Work instructions: Pick out all lines of the entries that include the word "заявленной" and copy them.

Source data:
START

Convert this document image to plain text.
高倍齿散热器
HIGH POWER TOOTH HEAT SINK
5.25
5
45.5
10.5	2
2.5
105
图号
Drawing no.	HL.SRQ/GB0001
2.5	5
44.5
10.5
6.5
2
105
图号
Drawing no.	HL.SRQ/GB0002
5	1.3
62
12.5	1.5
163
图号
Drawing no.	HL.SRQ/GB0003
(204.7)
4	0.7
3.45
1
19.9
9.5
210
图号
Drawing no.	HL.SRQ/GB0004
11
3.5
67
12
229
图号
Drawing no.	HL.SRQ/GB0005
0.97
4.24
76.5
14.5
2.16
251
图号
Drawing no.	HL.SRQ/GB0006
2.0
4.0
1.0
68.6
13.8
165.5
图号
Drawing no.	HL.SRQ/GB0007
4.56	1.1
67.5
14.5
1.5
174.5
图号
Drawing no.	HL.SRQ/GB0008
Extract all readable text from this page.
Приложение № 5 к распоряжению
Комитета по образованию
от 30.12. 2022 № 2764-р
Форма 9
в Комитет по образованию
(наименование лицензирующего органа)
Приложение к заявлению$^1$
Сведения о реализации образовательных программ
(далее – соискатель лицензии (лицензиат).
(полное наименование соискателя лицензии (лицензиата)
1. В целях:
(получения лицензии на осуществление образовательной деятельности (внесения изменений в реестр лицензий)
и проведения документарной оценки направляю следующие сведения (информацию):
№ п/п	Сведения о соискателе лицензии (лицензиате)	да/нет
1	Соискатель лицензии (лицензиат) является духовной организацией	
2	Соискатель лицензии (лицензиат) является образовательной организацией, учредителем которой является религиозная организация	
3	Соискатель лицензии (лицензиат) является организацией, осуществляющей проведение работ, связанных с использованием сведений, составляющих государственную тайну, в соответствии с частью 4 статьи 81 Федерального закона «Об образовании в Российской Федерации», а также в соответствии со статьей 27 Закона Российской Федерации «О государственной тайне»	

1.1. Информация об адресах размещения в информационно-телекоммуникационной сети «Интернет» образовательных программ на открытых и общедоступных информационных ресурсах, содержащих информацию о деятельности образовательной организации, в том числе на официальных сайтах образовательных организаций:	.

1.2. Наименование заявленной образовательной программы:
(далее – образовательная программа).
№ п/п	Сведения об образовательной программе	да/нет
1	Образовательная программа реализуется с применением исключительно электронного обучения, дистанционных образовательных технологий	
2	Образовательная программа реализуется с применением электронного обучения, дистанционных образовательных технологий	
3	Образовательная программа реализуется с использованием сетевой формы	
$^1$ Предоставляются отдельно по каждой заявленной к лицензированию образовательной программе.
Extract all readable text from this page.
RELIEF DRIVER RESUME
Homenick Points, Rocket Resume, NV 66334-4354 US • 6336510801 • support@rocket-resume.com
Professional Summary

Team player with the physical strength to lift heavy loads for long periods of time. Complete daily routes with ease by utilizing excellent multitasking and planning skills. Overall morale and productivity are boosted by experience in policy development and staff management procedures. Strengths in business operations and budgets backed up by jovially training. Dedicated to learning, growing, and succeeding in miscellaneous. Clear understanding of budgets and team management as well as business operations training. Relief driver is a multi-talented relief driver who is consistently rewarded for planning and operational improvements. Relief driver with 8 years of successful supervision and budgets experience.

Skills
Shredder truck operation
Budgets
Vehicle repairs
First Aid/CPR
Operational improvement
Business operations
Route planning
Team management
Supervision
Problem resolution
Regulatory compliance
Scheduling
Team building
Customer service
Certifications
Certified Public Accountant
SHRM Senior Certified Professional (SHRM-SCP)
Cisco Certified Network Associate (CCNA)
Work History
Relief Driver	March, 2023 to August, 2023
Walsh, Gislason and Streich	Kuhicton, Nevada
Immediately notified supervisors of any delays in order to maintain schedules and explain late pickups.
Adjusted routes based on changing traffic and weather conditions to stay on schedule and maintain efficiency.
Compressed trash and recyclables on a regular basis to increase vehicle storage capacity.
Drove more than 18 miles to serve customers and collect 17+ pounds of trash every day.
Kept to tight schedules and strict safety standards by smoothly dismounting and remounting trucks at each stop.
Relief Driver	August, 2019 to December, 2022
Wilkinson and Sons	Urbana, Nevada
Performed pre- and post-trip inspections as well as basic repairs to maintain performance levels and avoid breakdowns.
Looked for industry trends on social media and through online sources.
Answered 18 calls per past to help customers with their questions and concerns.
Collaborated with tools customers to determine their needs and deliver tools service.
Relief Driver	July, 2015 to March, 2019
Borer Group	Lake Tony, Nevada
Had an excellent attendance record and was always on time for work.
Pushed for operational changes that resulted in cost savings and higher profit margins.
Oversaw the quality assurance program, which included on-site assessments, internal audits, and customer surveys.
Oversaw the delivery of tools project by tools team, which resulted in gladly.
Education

END

Task answer:
1.2. Наименование заявленной образовательной программы:
$^1$ Предоставляются отдельно по каждой заявленной к лицензированию образовательной программе.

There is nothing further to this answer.